§ RECORD LIST
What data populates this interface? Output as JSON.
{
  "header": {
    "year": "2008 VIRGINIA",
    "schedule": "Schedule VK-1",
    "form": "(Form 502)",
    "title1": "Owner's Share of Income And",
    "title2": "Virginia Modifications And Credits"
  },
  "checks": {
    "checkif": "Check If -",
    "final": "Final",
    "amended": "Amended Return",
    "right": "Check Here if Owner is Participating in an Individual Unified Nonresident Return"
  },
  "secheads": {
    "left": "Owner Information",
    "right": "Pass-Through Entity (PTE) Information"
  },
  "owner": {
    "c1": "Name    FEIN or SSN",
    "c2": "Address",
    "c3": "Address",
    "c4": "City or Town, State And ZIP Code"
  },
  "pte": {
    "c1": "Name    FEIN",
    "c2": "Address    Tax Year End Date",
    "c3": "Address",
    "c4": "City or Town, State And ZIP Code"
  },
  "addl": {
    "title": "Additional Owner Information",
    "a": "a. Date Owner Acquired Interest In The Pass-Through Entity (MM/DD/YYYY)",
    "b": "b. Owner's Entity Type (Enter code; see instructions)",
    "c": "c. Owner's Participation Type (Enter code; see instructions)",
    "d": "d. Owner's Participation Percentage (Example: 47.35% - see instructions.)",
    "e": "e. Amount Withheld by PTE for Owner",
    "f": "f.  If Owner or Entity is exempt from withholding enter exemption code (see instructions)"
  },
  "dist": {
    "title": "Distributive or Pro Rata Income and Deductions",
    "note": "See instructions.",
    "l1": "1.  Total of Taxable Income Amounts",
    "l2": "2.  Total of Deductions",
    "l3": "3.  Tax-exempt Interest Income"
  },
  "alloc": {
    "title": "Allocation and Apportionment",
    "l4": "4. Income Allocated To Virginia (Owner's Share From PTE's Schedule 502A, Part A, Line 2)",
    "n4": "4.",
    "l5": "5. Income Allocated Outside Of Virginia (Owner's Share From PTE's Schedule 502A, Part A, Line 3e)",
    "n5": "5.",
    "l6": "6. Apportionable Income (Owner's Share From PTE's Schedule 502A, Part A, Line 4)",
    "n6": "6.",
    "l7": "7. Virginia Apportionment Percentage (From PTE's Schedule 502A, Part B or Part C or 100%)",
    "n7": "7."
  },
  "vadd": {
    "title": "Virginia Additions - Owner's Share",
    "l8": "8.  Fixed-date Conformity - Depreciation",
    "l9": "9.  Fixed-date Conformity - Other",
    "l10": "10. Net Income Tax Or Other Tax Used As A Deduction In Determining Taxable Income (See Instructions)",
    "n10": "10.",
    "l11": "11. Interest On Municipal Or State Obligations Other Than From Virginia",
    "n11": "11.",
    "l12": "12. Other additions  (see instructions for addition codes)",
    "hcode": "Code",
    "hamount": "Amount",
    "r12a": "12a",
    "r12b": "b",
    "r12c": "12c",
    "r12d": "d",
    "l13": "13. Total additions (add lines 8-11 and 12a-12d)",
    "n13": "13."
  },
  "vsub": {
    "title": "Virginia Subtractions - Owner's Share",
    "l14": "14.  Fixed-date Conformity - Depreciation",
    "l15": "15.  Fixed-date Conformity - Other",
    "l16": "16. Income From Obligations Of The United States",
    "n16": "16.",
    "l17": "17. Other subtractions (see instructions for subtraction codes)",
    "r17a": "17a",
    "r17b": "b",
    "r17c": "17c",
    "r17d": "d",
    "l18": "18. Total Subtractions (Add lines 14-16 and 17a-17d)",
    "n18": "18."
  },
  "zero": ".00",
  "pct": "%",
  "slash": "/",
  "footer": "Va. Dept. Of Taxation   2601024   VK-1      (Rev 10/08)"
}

§ GIVEN TASK
Give the number of lines in the listing above that hold the string "Total", with nothing else.

§ WORKED ANSWER
4